#### [AIM OF THE TASK]
What is the number of lines that include the word "ଅରହରର"? Provide only that figure.

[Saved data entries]
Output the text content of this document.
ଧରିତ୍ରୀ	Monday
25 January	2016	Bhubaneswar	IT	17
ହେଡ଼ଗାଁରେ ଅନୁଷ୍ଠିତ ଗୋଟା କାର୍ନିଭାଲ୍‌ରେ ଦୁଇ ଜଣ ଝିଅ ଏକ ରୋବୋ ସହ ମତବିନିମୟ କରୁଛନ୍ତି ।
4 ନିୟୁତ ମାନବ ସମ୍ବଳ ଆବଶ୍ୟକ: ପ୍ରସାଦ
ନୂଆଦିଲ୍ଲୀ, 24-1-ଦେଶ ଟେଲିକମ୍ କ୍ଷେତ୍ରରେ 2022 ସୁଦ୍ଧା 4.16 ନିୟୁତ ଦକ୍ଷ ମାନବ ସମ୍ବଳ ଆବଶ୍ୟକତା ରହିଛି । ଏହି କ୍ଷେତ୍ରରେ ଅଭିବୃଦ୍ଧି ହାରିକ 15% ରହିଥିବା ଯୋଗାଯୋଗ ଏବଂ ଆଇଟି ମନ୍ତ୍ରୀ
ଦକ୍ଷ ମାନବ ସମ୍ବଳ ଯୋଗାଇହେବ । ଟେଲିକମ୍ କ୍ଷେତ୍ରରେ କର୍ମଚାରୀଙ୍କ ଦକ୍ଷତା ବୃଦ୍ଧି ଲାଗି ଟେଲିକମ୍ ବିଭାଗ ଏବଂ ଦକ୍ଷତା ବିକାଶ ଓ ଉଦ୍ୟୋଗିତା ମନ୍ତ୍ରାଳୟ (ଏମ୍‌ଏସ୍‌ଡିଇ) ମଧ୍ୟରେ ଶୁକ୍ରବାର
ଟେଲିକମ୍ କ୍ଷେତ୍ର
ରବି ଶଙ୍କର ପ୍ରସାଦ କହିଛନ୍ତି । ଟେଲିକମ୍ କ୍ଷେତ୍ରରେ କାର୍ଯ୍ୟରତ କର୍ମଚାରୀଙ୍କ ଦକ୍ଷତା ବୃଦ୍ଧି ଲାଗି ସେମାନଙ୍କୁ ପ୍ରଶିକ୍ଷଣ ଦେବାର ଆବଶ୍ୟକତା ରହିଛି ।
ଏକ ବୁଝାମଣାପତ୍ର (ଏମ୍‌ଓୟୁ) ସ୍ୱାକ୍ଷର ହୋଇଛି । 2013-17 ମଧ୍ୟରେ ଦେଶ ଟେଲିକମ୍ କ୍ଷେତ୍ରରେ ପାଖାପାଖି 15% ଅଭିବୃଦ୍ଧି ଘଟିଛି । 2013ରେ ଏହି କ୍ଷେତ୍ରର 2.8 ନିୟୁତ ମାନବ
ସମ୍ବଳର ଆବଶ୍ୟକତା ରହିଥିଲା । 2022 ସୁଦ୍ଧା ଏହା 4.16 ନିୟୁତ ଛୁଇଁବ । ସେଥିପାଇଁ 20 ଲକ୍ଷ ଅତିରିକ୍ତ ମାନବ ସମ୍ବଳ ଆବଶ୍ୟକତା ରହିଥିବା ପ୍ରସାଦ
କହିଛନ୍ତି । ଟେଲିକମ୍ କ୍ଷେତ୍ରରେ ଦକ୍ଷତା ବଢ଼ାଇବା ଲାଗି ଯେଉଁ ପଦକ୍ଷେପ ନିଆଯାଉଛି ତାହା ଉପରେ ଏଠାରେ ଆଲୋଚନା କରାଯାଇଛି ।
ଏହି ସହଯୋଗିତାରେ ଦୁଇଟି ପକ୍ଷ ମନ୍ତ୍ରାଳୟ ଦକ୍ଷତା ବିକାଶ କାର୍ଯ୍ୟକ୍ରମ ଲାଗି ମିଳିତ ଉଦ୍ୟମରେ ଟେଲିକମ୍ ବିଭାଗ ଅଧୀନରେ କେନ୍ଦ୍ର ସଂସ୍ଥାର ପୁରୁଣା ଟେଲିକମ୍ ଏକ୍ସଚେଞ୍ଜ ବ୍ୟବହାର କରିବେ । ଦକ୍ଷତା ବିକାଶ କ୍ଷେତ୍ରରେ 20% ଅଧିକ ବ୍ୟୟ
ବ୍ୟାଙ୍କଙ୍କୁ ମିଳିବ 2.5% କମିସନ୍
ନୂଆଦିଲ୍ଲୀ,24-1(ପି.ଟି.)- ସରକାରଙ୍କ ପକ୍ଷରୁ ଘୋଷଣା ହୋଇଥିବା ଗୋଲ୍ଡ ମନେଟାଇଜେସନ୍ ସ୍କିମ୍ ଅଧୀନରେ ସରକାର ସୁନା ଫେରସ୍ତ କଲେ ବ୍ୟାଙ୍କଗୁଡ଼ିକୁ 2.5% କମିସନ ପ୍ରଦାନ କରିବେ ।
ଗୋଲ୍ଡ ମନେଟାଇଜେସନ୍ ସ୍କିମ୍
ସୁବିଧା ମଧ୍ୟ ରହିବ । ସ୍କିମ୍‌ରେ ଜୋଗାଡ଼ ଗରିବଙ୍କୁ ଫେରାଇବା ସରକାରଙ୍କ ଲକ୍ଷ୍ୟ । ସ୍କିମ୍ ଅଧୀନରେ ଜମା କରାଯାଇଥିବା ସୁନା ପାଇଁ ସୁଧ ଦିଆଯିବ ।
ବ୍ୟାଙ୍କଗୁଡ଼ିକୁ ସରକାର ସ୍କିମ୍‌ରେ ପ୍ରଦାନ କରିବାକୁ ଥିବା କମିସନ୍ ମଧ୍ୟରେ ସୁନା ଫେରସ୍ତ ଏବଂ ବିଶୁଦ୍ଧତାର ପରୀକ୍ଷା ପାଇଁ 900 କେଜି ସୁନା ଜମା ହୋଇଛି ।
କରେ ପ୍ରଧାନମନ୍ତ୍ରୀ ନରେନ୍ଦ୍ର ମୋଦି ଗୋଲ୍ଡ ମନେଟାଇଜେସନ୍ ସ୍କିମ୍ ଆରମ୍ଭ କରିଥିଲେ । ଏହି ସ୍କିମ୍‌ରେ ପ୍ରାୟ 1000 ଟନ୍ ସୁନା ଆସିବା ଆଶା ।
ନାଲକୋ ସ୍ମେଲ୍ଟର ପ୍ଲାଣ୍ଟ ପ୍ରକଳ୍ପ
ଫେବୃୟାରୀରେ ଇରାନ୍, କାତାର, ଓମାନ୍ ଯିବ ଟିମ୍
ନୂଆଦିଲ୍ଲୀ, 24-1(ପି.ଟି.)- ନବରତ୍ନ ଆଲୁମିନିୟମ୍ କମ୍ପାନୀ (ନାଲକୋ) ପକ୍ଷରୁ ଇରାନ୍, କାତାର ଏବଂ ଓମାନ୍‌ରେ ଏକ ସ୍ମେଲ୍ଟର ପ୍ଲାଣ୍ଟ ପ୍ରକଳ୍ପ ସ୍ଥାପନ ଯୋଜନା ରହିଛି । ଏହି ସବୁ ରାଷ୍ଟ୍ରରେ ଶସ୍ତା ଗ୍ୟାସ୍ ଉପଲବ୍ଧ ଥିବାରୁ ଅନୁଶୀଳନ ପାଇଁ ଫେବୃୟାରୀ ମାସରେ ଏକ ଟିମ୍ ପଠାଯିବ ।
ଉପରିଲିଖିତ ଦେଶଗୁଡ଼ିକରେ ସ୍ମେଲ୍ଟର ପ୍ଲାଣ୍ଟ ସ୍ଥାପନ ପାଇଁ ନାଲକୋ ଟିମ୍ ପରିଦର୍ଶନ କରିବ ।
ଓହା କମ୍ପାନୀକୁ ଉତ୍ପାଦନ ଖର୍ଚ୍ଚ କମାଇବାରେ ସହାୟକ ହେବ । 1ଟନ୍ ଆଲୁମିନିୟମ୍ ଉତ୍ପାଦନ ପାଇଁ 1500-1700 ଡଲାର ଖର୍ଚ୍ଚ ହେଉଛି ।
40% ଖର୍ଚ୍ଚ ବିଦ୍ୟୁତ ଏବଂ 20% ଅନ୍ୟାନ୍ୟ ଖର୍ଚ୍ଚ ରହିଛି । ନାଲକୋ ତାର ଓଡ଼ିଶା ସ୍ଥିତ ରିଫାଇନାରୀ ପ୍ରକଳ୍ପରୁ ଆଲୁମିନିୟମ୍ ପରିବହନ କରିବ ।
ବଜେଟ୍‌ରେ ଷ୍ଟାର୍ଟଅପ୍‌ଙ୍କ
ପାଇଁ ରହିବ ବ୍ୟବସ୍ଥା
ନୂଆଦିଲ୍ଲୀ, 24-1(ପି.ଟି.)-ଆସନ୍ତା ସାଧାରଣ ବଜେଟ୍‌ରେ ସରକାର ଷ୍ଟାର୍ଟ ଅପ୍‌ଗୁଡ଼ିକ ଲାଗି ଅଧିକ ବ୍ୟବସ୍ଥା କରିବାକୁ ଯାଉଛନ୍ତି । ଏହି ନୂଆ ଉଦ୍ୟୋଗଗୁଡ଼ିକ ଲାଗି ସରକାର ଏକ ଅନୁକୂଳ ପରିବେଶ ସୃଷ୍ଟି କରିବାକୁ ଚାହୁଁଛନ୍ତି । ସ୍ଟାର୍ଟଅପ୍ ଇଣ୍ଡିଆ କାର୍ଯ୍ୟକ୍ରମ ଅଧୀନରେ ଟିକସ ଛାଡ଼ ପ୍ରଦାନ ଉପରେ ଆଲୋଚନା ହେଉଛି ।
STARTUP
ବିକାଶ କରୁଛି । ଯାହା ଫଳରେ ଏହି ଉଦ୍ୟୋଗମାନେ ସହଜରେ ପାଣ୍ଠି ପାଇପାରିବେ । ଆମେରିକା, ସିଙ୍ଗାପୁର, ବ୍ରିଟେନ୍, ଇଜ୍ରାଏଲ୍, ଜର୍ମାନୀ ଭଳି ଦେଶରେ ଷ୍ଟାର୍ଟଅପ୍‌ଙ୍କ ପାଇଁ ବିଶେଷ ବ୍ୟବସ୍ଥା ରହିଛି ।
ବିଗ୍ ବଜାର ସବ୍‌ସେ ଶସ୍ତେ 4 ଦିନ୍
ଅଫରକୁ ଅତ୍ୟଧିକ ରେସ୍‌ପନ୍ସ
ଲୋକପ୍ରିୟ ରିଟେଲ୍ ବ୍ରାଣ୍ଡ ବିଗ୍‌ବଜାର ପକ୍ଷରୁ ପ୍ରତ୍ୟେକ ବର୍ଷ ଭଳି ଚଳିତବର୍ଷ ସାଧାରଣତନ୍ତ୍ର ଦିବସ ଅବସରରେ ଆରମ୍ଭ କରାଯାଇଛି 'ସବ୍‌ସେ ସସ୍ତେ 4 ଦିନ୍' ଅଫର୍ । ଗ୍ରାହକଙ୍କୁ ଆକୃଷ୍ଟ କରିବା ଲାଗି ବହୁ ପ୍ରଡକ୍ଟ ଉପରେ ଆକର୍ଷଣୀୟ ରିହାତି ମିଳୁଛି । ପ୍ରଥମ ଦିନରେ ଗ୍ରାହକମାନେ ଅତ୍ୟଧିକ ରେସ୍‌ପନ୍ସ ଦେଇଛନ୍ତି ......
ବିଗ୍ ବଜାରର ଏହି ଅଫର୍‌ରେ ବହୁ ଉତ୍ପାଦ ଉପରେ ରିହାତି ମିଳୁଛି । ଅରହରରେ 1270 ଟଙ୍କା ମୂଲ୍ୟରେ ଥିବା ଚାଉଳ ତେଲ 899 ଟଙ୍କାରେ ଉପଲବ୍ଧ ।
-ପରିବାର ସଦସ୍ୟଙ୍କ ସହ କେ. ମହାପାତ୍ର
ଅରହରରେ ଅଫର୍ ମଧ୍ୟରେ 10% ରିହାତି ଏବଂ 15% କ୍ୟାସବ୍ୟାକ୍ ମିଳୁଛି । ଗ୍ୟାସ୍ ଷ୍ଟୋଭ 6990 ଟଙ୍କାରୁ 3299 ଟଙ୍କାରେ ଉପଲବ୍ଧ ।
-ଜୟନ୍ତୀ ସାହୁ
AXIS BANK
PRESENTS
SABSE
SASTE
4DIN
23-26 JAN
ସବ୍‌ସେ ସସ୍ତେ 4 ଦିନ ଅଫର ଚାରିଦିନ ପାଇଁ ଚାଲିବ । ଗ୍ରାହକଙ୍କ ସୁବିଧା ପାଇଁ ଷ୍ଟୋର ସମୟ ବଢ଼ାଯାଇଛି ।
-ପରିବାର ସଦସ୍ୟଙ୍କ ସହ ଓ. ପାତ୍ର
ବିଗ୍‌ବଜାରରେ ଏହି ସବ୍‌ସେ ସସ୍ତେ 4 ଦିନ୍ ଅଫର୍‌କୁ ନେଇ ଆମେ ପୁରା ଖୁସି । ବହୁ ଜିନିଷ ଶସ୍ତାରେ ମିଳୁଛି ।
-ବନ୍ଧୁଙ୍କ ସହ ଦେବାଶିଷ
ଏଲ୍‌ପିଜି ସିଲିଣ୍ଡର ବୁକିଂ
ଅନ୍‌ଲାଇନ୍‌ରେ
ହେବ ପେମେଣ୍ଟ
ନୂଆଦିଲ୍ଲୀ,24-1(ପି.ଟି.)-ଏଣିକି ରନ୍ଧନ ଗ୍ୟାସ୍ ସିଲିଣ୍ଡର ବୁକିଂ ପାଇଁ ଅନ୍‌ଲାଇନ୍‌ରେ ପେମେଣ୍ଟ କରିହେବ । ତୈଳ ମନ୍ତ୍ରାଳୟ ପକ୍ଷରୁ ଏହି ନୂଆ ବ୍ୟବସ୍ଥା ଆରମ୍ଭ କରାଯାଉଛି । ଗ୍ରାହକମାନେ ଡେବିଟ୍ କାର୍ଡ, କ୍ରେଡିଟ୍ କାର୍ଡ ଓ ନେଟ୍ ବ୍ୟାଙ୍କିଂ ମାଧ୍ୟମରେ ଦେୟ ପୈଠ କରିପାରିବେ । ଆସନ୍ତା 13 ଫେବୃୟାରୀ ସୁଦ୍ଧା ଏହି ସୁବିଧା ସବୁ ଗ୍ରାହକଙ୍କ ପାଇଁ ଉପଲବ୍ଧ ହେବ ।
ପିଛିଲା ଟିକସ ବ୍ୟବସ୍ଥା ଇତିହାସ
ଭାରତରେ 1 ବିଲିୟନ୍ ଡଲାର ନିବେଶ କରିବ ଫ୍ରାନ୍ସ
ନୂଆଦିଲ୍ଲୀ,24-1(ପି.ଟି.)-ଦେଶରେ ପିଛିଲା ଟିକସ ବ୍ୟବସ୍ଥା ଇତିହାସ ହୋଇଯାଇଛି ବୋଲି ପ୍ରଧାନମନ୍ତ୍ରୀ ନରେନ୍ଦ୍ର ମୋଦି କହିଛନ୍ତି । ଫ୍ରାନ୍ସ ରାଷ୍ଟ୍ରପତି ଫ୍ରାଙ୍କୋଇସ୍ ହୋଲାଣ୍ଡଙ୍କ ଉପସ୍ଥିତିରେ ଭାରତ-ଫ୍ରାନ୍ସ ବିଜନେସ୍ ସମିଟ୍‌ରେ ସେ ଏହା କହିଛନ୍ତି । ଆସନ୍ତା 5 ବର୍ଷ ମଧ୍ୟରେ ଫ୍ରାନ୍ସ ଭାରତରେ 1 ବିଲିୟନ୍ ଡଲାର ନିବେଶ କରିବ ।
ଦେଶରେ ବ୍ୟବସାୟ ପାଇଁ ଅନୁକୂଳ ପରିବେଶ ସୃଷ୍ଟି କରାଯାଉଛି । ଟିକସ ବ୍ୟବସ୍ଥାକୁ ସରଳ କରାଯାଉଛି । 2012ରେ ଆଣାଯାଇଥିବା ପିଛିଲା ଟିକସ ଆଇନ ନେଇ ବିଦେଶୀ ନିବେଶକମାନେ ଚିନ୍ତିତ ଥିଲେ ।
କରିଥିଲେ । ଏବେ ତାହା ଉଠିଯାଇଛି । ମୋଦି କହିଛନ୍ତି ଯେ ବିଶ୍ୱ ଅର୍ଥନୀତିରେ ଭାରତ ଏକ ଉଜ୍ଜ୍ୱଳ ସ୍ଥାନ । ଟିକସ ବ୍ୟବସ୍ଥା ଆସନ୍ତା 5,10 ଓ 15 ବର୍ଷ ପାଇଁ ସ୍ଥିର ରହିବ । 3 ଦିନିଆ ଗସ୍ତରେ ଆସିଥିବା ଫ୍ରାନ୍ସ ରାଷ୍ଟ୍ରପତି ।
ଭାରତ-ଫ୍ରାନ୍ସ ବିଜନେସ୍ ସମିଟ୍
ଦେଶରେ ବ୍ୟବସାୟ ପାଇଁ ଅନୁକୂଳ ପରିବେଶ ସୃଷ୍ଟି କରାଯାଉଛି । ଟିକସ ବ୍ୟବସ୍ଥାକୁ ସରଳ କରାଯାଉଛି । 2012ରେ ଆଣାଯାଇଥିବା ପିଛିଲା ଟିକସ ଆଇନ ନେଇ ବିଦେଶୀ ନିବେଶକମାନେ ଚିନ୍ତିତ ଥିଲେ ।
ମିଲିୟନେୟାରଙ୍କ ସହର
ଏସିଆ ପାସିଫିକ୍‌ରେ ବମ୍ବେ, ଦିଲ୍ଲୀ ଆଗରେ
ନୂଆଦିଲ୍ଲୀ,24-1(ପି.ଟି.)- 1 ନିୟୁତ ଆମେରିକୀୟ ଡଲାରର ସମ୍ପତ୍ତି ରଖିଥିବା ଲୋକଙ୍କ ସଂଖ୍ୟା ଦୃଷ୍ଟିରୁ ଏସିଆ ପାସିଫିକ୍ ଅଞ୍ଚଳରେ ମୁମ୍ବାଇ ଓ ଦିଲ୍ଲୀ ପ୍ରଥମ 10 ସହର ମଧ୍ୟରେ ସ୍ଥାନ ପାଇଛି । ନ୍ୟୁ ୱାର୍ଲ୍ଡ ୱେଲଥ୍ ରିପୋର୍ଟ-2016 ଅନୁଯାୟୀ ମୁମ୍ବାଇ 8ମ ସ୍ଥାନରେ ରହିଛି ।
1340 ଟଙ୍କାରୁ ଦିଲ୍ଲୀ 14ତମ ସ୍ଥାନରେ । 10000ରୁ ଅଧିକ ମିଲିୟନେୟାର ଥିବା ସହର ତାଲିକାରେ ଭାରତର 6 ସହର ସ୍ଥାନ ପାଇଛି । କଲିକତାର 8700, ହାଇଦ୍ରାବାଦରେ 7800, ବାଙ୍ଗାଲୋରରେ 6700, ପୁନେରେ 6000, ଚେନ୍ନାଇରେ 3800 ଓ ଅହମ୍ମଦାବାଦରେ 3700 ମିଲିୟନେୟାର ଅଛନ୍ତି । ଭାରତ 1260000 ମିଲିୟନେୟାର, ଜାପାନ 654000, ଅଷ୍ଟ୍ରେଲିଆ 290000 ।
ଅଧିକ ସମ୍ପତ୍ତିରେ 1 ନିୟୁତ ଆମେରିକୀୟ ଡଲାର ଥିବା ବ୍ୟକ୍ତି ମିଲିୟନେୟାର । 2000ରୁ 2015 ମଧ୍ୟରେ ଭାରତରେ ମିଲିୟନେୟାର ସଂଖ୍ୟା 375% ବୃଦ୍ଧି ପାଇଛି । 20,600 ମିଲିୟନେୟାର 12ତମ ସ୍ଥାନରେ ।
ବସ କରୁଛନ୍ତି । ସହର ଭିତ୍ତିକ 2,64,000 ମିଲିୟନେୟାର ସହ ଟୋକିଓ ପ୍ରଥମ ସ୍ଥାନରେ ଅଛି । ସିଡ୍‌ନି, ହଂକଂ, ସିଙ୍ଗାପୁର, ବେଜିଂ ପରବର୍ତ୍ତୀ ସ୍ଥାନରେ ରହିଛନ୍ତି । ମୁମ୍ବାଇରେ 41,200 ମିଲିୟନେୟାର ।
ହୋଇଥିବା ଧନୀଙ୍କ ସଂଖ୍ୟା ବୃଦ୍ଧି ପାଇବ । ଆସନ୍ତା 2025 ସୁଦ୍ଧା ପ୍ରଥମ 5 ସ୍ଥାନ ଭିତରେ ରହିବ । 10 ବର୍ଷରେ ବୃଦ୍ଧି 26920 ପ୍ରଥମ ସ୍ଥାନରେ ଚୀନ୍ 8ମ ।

#### [PROBLEM SOLUTION]
2